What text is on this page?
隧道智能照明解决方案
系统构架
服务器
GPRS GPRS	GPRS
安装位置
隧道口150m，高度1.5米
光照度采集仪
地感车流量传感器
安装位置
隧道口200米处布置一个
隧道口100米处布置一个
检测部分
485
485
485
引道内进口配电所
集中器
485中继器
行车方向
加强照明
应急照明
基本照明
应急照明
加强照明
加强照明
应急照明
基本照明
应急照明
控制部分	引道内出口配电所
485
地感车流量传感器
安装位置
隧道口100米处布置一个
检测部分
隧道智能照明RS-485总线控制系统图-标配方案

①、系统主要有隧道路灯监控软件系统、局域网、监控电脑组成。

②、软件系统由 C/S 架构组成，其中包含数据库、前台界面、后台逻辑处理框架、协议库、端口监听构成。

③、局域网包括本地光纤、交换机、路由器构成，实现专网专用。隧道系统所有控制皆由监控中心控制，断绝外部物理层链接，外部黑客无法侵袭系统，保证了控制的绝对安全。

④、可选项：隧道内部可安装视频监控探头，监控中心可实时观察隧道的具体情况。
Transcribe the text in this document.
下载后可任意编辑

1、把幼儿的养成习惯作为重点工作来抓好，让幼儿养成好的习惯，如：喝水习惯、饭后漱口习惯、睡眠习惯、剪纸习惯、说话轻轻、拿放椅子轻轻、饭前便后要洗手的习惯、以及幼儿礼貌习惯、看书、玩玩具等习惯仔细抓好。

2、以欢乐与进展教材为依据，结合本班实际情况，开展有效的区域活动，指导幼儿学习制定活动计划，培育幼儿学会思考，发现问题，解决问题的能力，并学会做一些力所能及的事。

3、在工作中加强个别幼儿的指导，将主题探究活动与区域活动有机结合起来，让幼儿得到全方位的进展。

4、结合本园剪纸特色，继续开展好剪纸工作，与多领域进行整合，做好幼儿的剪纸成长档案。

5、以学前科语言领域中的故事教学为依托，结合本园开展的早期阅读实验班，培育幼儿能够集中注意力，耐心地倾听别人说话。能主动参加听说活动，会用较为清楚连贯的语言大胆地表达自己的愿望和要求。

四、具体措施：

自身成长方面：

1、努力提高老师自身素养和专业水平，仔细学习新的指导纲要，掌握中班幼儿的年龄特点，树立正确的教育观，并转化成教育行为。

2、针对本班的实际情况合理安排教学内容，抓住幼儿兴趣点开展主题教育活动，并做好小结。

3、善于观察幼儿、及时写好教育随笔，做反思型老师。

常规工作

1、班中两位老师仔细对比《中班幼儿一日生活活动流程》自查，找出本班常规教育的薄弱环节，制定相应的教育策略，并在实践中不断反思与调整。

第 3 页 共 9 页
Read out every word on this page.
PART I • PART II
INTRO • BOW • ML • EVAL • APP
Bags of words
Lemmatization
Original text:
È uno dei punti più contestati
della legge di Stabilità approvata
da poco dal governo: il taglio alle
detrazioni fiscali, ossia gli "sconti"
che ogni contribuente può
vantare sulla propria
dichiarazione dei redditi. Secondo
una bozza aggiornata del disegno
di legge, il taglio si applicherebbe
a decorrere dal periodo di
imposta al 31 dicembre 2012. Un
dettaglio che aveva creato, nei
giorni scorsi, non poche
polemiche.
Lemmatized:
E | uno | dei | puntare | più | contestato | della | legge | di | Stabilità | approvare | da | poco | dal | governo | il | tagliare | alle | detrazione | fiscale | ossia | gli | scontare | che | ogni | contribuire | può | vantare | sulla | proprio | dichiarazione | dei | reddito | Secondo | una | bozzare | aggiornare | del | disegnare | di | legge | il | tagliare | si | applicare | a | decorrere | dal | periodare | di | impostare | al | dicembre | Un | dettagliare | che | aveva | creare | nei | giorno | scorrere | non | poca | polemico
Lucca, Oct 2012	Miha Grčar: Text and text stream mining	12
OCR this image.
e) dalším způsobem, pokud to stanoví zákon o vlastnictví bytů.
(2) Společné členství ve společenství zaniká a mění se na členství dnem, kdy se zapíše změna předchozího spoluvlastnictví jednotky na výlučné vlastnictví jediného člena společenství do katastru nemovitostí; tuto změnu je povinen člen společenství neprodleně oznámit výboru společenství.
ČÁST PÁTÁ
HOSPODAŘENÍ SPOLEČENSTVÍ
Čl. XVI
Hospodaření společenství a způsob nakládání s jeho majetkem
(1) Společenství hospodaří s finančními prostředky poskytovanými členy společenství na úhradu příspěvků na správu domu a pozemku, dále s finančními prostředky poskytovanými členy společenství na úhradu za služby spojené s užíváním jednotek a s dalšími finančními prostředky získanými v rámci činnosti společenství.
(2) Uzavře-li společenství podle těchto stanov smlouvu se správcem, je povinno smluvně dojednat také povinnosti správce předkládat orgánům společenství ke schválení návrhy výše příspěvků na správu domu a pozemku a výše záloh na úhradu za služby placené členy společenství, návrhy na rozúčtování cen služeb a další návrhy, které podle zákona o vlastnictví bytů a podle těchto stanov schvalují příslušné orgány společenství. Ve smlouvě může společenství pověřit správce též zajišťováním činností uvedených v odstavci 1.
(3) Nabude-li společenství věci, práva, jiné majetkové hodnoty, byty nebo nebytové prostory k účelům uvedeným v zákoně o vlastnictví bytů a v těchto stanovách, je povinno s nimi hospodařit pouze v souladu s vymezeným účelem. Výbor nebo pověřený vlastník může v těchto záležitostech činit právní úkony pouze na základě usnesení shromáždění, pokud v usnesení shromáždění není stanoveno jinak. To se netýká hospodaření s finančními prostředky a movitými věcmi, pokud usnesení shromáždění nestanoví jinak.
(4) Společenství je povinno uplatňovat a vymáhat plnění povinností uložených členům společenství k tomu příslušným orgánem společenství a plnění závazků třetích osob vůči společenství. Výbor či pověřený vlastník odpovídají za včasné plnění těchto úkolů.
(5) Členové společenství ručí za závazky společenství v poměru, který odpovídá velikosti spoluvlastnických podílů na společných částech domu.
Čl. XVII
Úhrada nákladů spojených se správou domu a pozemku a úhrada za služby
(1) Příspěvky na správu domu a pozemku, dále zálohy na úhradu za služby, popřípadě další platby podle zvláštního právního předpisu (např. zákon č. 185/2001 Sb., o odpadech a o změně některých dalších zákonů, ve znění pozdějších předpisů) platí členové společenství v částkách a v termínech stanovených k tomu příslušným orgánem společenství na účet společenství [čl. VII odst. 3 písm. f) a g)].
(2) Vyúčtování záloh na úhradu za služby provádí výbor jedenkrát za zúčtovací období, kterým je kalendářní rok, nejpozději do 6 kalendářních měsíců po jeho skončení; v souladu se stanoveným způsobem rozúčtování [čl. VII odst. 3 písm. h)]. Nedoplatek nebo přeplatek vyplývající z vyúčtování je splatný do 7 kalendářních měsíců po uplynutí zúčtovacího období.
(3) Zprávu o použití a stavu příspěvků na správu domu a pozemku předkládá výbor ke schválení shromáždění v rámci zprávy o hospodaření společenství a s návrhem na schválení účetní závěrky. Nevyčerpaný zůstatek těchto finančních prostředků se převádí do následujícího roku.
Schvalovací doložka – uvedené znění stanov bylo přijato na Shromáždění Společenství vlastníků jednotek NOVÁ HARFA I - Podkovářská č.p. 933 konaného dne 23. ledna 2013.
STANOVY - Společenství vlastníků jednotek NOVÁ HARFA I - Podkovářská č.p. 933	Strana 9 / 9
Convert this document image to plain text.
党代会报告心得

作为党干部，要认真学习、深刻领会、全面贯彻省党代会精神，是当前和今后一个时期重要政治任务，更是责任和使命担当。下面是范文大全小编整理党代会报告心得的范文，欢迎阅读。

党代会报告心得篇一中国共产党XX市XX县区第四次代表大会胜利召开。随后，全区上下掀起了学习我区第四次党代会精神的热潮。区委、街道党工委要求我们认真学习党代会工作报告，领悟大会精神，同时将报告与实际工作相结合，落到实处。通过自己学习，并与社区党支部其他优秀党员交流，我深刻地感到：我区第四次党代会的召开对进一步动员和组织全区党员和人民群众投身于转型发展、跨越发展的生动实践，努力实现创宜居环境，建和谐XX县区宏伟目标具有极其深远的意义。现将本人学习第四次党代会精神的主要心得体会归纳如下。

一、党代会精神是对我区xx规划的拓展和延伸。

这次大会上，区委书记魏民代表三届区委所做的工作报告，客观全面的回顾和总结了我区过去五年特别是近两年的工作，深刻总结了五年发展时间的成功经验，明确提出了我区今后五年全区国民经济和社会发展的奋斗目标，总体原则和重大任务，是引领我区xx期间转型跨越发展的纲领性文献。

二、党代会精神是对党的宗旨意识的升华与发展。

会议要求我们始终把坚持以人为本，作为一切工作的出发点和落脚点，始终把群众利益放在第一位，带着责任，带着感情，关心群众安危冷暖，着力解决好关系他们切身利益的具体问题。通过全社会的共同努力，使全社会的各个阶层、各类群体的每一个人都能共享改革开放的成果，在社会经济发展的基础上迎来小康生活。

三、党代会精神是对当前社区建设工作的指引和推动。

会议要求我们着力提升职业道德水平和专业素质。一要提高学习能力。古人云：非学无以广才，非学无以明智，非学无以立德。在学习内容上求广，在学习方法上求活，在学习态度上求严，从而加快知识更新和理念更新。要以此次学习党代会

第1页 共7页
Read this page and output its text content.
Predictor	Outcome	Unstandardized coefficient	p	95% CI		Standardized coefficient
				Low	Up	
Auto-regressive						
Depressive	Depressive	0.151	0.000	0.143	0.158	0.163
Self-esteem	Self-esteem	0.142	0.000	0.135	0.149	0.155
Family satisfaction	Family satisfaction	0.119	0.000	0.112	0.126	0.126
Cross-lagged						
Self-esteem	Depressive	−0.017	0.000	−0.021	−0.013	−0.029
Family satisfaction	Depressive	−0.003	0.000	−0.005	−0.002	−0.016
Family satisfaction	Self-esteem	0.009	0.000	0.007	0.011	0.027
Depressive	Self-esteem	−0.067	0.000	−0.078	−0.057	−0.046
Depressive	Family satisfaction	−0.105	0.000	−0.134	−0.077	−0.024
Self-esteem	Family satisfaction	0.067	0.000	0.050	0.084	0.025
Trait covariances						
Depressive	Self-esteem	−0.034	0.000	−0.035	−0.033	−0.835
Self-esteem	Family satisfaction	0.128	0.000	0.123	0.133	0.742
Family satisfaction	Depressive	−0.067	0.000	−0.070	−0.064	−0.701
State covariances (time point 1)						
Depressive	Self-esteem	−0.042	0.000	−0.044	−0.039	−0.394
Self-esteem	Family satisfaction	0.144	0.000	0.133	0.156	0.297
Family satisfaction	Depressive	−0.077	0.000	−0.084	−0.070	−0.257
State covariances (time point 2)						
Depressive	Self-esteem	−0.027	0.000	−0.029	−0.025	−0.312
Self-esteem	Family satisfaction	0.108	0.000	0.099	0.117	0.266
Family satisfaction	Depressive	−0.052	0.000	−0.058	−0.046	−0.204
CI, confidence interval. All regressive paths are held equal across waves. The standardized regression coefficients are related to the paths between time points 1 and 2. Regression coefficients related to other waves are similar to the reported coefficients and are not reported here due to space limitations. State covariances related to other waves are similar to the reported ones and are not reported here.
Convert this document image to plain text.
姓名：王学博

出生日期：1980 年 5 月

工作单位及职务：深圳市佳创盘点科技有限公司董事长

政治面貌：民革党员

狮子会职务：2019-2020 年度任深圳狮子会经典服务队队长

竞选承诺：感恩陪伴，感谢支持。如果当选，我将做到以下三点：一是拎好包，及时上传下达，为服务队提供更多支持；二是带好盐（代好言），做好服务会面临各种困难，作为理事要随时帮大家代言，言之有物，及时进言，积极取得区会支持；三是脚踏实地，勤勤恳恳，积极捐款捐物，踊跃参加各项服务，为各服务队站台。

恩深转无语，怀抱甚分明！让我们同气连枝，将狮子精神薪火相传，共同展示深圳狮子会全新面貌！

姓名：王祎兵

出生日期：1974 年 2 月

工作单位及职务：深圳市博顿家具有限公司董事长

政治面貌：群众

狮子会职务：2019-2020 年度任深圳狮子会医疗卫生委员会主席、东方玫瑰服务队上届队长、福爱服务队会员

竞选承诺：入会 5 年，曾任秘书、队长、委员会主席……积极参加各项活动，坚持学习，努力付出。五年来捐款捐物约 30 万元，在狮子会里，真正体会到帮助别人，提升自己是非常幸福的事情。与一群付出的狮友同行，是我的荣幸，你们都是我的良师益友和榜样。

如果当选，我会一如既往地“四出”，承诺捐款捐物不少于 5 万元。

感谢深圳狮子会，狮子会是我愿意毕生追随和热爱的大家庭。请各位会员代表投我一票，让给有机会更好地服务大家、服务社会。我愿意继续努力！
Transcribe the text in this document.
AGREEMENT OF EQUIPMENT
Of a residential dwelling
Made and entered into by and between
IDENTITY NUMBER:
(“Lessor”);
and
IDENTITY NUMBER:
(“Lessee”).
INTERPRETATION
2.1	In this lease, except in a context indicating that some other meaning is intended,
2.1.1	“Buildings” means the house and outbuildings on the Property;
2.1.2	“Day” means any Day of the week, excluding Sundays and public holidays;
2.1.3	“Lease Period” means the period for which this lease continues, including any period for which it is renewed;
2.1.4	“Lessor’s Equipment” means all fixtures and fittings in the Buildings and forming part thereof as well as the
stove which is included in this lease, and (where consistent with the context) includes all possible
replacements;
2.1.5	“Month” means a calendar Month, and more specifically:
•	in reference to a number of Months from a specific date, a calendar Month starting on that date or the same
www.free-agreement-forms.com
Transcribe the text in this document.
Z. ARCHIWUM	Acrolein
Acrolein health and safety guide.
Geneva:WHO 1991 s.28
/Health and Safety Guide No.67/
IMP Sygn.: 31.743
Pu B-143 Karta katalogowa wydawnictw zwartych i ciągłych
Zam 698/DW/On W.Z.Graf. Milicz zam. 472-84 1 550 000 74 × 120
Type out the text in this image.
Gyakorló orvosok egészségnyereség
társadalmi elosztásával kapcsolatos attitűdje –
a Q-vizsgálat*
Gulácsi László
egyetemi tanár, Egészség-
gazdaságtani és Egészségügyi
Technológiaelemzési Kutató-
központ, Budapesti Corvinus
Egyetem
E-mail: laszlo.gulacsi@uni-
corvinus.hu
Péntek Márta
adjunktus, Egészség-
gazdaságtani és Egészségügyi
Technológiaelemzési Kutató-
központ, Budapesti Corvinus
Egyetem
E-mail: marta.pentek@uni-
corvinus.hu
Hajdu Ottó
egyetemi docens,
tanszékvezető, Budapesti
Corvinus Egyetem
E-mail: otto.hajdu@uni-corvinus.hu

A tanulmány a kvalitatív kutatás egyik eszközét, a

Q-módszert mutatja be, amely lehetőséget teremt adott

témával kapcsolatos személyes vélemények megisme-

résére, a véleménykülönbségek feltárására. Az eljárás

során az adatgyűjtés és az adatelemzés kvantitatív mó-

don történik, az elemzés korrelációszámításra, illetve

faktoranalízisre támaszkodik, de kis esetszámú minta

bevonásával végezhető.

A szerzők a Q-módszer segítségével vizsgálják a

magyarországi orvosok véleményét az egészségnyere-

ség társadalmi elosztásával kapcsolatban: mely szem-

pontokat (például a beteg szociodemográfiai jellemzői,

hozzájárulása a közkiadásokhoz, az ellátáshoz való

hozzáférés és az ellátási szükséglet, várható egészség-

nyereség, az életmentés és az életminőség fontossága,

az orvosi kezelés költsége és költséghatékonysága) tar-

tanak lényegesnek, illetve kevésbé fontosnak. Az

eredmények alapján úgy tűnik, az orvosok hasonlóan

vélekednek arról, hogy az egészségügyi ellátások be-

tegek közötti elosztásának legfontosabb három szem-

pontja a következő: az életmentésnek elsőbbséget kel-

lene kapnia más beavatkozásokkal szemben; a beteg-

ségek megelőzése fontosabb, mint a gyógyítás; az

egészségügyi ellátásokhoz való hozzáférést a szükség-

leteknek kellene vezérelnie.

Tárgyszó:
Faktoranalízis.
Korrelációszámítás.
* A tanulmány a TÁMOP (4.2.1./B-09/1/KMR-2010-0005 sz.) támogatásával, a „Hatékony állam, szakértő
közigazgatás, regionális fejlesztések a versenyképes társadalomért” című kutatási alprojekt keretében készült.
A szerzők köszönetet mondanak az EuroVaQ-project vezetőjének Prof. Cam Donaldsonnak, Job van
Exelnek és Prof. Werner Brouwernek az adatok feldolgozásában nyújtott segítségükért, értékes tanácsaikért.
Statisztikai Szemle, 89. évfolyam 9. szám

....................

■ **STATED PROBLEM**
Where a line above contains the string "Depressive", copy that line.

■ **OUTPUT FOR THIS EXERCISE**
Depressive	Depressive	0.151	0.000	0.143	0.158	0.163
Self-esteem	Depressive	−0.017	0.000	−0.021	−0.013	−0.029
Family satisfaction	Depressive	−0.003	0.000	−0.005	−0.002	−0.016
Depressive	Self-esteem	−0.067	0.000	−0.078	−0.057	−0.046
Depressive	Family satisfaction	−0.105	0.000	−0.134	−0.077	−0.024
Depressive	Self-esteem	−0.034	0.000	−0.035	−0.033	−0.835
Family satisfaction	Depressive	−0.067	0.000	−0.070	−0.064	−0.701
Depressive	Self-esteem	−0.042	0.000	−0.044	−0.039	−0.394
Family satisfaction	Depressive	−0.077	0.000	−0.084	−0.070	−0.257
Depressive	Self-esteem	−0.027	0.000	−0.029	−0.025	−0.312
Family satisfaction	Depressive	−0.052	0.000	−0.058	−0.046	−0.204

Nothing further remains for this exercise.